Feynman knew that this sort of behavior was illegal under the Mann Act, so he had a friend, Matthew Sands,
act as her sponsor. Howarth pointed out that she already had two
boyfriends, but decided to take Feynman up on his offer, and arrived in Altadena, California,
in June 1959. She made a point of dating other men, but Feynman
proposed in early 1960. They were married on September 24, 1960, at the Huntington Hotel in Pasadena. They had a son, Carl, in 1962, and adopted a daughter, Michelle, in 1968. Besides their home in Altadena, they had a beach house in Baja California, purchased with the money from Feynman's Nobel Prize.
Feynman tried marijuana and ketamine at John Lilly's famed sensory deprivation tanks, as a way of studying consciousness.
He gave up alcohol when he began to show vague, early signs of
alcoholism, as he did not want to do anything that could damage his
brain. Despite his curiosity about hallucinations, he was reluctant to experiment with LSD.
Physics
At Caltech, Feynman investigated the physics of the superfluidity of supercooled liquid helium, where helium seems to display a complete lack of viscosity when flowing. Feynman provided a quantum-mechanical explanation for the Soviet physicist Lev Landau's theory of superfluidity.
Applying the Schrödinger equation to the question showed that the
superfluid was displaying quantum mechanical behavior observable on a
macroscopic scale. This helped with the problem of superconductivity, but the solution eluded Feynman. It was solved with the BCS theory of superconductivity, proposed by John Bardeen, Leon Neil Cooper, and John Robert Schrieffer in 1957.
Feynman, inspired by a desire to quantize the Wheeler–Feynman absorber theory of electrodynamics, laid the groundwork for the path integral formulation and Feynman diagrams.
────────────────
Tasks to complete »
[A] In the Feynman passage, where did Feynman and Howarth marry?
[B] Pick up the Feynman passage after its last sentence and keep writing it.
The data is separate from the Feynman passage.

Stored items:
────────────────
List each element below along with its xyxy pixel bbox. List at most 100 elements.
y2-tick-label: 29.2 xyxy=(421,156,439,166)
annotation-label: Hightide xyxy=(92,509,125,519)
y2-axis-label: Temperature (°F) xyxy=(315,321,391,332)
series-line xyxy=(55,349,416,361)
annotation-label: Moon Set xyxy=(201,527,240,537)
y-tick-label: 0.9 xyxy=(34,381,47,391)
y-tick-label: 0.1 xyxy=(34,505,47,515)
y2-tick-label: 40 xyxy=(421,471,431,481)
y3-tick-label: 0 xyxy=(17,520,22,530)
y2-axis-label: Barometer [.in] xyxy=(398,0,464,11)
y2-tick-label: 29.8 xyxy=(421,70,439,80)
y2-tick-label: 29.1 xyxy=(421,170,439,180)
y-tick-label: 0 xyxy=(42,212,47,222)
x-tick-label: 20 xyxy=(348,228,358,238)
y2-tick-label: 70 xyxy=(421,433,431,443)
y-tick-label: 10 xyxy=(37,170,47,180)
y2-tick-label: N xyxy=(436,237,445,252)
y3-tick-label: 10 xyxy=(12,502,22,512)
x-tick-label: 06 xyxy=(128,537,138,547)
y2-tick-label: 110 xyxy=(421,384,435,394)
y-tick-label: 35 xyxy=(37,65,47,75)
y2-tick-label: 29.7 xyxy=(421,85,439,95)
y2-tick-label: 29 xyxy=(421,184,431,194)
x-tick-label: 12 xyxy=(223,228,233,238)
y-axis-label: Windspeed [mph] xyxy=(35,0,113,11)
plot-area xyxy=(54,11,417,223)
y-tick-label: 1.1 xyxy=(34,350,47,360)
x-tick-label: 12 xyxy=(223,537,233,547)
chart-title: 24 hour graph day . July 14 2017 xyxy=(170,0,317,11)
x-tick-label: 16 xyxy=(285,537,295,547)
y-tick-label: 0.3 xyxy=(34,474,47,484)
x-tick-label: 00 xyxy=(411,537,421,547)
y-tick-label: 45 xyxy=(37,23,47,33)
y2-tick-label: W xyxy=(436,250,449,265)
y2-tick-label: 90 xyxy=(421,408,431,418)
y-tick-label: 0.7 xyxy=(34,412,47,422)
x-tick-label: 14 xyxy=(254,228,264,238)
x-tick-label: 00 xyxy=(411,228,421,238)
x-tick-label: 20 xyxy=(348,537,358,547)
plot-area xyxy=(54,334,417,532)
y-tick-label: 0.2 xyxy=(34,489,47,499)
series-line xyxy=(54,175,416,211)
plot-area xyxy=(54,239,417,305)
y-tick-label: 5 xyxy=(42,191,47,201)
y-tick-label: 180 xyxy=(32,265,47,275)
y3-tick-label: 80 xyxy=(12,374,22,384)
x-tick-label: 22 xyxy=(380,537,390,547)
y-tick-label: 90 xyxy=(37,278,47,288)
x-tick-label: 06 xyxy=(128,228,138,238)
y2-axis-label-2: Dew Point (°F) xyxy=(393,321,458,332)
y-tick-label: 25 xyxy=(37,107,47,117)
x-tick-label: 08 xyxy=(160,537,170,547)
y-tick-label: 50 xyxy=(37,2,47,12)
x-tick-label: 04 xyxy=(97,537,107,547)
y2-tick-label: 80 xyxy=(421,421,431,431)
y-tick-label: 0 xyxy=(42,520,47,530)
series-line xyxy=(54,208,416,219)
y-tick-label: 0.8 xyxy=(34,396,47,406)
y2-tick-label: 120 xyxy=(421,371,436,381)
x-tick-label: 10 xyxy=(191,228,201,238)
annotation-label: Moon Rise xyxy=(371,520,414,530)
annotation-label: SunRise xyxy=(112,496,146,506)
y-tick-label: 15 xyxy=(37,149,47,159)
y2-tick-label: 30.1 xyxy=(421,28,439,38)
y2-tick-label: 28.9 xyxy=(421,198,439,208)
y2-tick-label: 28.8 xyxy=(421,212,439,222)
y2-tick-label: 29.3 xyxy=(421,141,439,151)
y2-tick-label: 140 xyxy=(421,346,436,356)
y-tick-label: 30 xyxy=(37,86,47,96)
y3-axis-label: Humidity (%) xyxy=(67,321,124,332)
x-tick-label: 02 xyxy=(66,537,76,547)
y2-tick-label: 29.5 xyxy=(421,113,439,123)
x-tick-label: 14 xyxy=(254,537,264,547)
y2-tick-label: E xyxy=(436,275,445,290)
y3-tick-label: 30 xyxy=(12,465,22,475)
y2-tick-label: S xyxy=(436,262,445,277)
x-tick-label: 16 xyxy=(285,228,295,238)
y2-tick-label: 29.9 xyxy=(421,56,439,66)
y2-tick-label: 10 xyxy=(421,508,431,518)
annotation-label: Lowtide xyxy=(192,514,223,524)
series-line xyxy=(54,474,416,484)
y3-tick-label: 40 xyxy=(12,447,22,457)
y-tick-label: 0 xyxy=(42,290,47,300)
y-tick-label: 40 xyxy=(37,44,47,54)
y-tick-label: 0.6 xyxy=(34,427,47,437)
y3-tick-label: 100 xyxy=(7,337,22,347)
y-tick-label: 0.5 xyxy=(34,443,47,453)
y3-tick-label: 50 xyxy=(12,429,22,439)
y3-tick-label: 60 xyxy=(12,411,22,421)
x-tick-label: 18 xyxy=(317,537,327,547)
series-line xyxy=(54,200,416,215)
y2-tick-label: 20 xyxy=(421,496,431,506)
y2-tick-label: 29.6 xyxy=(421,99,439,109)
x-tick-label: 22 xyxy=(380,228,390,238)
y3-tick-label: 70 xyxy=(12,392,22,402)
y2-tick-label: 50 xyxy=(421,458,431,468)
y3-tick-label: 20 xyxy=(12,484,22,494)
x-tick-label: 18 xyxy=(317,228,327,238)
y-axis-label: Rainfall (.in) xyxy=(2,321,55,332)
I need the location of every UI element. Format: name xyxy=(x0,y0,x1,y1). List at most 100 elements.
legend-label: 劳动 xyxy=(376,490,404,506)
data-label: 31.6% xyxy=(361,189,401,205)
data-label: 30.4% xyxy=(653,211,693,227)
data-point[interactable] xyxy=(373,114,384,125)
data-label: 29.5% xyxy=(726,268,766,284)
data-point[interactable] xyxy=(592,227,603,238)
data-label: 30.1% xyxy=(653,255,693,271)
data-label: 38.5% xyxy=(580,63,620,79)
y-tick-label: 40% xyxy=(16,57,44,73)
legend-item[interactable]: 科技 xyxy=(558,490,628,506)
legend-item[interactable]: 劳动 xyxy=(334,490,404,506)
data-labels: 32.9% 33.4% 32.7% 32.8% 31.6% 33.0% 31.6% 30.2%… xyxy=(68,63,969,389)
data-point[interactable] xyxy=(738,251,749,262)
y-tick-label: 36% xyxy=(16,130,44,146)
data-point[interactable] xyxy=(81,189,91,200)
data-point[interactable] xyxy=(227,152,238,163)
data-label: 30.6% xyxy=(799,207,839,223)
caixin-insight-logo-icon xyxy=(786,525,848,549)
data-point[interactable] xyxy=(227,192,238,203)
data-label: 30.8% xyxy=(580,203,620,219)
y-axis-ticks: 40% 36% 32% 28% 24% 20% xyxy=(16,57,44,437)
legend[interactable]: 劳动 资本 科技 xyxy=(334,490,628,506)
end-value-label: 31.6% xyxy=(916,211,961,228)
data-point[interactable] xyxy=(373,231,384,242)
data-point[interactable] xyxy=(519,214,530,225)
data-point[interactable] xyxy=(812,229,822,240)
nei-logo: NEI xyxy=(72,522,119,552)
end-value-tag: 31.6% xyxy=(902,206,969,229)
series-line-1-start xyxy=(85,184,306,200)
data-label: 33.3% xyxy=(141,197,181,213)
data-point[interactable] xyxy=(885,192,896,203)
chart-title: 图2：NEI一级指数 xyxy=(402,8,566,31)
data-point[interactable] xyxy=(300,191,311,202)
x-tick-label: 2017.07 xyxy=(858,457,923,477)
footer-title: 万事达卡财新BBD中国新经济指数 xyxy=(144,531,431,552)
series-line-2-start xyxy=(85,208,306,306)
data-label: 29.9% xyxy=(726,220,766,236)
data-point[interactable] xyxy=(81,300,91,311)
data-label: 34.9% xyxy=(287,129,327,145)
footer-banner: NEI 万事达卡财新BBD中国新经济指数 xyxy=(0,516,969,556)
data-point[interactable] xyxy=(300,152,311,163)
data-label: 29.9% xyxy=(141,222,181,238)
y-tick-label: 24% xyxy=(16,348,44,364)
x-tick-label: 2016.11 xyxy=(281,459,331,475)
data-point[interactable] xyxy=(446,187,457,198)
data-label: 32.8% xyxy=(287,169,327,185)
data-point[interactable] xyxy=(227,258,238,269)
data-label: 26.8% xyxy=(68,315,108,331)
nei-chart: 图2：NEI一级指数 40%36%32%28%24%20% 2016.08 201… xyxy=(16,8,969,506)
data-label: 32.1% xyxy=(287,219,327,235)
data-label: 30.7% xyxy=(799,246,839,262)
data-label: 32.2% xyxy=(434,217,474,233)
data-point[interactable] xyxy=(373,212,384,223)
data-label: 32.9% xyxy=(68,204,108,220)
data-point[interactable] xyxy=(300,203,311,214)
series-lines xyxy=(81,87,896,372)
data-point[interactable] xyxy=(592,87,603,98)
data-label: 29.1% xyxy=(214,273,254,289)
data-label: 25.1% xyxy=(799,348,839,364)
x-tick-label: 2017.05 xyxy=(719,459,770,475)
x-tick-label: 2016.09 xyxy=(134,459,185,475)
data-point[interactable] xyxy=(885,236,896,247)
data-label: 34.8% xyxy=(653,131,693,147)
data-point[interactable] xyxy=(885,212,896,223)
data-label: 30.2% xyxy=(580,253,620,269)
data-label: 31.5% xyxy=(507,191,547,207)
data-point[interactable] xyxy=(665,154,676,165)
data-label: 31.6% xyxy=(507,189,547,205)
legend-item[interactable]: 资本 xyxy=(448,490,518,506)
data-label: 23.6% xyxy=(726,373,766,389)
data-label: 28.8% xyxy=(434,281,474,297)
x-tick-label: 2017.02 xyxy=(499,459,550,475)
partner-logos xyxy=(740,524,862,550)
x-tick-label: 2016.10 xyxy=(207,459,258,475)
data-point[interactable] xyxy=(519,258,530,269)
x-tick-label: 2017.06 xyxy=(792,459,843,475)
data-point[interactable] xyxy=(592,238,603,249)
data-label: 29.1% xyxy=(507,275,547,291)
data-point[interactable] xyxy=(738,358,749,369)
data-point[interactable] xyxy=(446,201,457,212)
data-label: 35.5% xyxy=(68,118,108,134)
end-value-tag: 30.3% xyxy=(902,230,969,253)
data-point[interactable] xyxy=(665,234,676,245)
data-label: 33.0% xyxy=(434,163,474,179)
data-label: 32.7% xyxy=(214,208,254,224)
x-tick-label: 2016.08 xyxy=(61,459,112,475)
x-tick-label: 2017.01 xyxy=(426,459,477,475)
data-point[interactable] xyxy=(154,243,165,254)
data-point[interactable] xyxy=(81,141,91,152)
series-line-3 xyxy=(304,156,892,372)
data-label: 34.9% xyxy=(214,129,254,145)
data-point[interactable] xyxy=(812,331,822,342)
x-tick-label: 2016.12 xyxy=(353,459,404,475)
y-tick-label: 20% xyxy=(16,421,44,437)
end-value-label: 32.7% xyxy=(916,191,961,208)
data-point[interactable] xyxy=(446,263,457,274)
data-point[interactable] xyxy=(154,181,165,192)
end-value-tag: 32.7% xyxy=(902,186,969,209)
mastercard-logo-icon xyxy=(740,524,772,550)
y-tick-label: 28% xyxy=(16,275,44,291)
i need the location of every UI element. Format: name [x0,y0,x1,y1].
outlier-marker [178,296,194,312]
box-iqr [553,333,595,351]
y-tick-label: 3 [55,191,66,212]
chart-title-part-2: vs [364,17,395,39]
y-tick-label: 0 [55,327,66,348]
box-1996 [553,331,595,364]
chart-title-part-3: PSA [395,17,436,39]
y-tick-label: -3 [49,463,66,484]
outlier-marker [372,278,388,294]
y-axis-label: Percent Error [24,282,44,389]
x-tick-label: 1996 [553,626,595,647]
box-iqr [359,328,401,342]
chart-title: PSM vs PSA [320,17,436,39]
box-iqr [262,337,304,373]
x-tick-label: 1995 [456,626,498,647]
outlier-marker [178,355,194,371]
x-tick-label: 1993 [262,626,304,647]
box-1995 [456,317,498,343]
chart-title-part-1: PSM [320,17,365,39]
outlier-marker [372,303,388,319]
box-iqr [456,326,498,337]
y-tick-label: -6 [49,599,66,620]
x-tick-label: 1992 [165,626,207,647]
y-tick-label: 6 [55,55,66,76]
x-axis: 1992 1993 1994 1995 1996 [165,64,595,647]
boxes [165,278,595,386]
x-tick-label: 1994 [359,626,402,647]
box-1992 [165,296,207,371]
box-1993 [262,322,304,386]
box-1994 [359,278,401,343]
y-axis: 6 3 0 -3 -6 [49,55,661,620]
────────────────
Task-by-task answers »
[A] At the Huntington Hotel in Pasadena.

[B]
With Murray Gell-Mann, Feynman developed a model of weak decay,
which showed that the current coupling in the process is a combination
of vector and axial currents (an example of weak decay is the decay of a
neutron into an electron, a proton, and an antineutrino). Although E. C. George Sudarshan and Robert Marshak developed the theory nearly simultaneously, Feynman's collaboration with Murray Gell-Mann was seen as seminal because the weak interaction was neatly described by the vector and axial currents. It thus combined the 1933 beta decay theory of Enrico Fermi with an explanation of parity violation.
Feynman attempted an explanation, called the parton model, of the strong interactions governing nucleon scattering. The parton model emerged as a complement to the quark model
developed by Gell-Mann. The relationship between the two models was
murky; Gell-Mann referred to Feynman's partons derisively as "put-ons".
In the mid-1960s, physicists believed that quarks were just a
bookkeeping device for symmetry numbers, not real particles; the
statistics of the omega-minus particle, if it were interpreted as three identical strange quarks bound together, seemed impossible if quarks were real.
The SLAC National Accelerator Laboratory deep inelastic scattering experiments of the late 1960s showed that nucleons
(protons and neutrons) contained point-like particles that scattered
electrons. It was natural to identify these with quarks, but Feynman's
parton model attempted to interpret the experimental data in a way that
did not introduce additional hypotheses. For example, the data showed
that some 45% of the energy momentum was carried by electrically neutral
particles in the nucleon. These electrically neutral particles are now
seen to be the gluons
that carry the forces between the quarks, and their three-valued color
quantum number solves the omega-minus problem. Feynman did not dispute
the quark model; for example, when the fifth quark was discovered in
1977, Feynman immediately pointed out to his students that the discovery
implied the existence of a sixth quark, which was discovered in the
decade after his death.
After the success of quantum electrodynamics, Feynman turned to quantum gravity.
By analogy with the photon, which has spin 1, he investigated the
consequences of a free massless spin 2 field and derived the Einstein field equation
of general relativity, but little more. The computational device that
Feynman discovered then for gravity, "ghosts", which are "particles" in
the interior of his diagrams that have the "wrong" connection between
spin and statistics, have proved invaluable in explaining the quantum
particle behavior of the Yang–Mills theories, for example, quantum chromodynamics and the electro-weak theory. He did work on all four of the forces of nature: electromagnetic, the weak force, the strong force
and gravity. John and Mary Gribbin state in their book on Feynman that
"Nobody else has made such influential contributions to the
investigation of all four of the interactions".
Partly as a way to bring publicity to progress in physics,
Feynman offered $1,000 prizes for two of his challenges in
nanotechnology; one was claimed by William McLellan and the other by Tom Newman. He was also one of the first scientists to conceive the possibility of quantum computers.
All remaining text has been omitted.